---------- Dataset rows

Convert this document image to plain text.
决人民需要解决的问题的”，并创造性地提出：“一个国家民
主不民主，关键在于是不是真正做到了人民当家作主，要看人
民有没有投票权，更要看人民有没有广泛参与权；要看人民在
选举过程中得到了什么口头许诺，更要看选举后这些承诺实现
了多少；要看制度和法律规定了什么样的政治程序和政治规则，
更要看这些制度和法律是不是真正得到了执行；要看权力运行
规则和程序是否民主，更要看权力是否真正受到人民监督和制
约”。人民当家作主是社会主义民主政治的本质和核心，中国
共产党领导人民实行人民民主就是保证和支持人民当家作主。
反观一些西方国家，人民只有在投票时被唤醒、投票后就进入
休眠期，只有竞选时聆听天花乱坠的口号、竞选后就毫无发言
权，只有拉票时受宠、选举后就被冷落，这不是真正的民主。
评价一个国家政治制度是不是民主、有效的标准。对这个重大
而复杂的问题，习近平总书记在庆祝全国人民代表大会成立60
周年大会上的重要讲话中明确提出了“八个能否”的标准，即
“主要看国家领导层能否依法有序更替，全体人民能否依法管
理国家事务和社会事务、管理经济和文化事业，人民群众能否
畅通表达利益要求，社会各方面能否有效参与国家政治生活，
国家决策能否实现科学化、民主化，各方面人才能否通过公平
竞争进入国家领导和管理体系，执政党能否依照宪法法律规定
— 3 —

--------------------
---------- Dataset rows

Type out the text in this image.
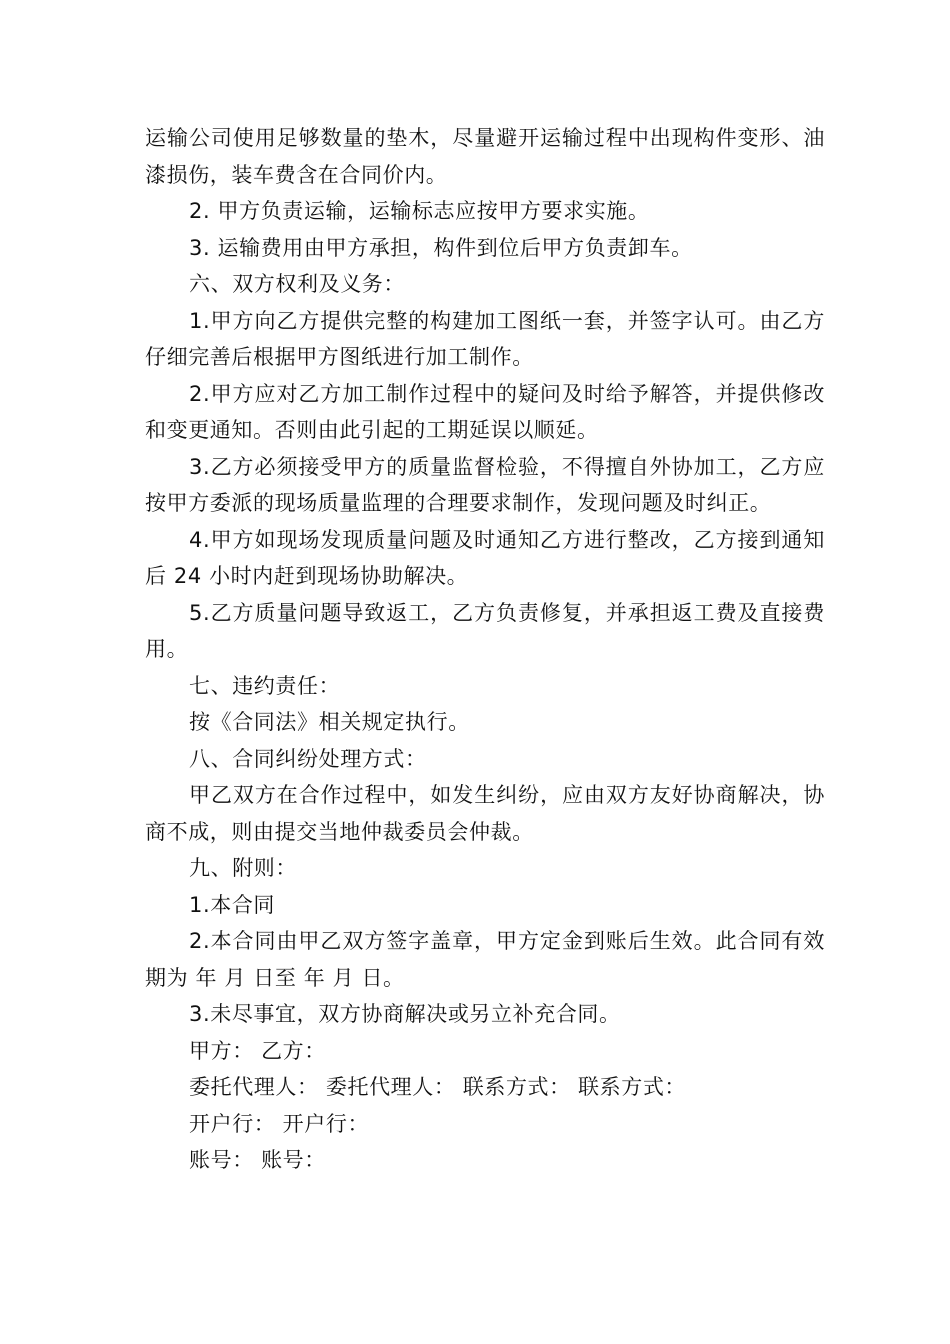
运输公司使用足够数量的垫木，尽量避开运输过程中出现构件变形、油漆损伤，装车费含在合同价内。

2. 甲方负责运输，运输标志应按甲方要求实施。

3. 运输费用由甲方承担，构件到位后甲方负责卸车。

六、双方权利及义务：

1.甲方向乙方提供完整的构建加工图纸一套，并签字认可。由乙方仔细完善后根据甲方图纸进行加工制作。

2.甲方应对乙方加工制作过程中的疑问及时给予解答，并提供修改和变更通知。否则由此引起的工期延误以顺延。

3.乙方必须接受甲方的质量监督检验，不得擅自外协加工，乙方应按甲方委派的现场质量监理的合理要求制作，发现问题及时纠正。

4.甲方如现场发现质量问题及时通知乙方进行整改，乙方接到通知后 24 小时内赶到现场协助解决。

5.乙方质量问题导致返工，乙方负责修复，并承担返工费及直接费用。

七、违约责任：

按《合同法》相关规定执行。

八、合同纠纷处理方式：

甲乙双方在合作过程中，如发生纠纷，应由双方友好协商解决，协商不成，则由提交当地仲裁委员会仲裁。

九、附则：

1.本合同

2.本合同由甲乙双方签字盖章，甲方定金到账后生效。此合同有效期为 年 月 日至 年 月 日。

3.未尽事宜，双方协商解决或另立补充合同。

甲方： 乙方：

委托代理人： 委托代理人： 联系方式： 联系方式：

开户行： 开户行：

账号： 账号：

--------------------
---------- Dataset rows

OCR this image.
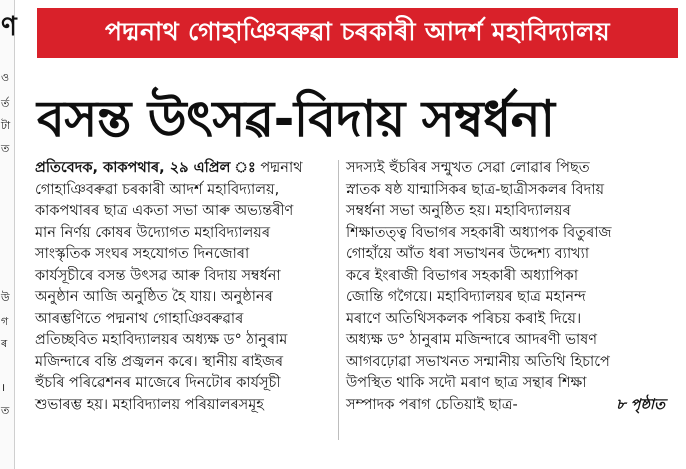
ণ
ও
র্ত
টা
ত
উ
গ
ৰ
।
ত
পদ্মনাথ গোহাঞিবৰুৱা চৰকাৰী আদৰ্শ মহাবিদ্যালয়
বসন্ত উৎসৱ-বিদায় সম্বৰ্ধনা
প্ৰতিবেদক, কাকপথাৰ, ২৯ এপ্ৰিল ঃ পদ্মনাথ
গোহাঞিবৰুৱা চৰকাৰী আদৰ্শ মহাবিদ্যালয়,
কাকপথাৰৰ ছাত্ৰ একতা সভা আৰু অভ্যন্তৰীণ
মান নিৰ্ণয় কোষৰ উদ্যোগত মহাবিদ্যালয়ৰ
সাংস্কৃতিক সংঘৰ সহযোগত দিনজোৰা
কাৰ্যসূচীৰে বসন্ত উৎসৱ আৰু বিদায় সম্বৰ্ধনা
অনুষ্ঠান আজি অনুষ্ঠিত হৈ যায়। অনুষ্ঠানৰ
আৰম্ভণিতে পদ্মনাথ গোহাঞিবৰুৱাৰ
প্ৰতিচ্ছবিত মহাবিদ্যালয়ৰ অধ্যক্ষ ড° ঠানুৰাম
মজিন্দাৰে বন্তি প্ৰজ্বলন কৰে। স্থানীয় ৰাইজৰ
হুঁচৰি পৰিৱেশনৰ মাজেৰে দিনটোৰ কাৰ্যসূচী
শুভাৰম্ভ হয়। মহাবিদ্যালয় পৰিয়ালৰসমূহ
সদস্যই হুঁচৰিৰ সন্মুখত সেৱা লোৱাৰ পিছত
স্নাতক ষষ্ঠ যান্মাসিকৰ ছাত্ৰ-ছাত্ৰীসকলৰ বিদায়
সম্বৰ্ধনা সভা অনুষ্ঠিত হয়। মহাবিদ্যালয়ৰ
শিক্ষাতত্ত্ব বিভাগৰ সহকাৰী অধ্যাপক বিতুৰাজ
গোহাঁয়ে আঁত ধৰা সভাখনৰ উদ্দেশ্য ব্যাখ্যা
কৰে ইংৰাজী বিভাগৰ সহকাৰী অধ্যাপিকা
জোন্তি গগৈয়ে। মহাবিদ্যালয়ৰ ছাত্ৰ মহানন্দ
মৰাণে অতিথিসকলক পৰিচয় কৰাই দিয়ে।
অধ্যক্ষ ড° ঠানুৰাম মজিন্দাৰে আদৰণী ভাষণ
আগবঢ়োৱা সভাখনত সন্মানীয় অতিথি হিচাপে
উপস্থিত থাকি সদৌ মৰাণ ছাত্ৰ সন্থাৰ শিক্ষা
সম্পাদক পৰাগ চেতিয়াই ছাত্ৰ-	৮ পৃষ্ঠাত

--------------------

_Stated exercise:_
Copy out all lines where the word "text" appears.

_Written response:_
Convert this document image to plain text.
Type out the text in this image.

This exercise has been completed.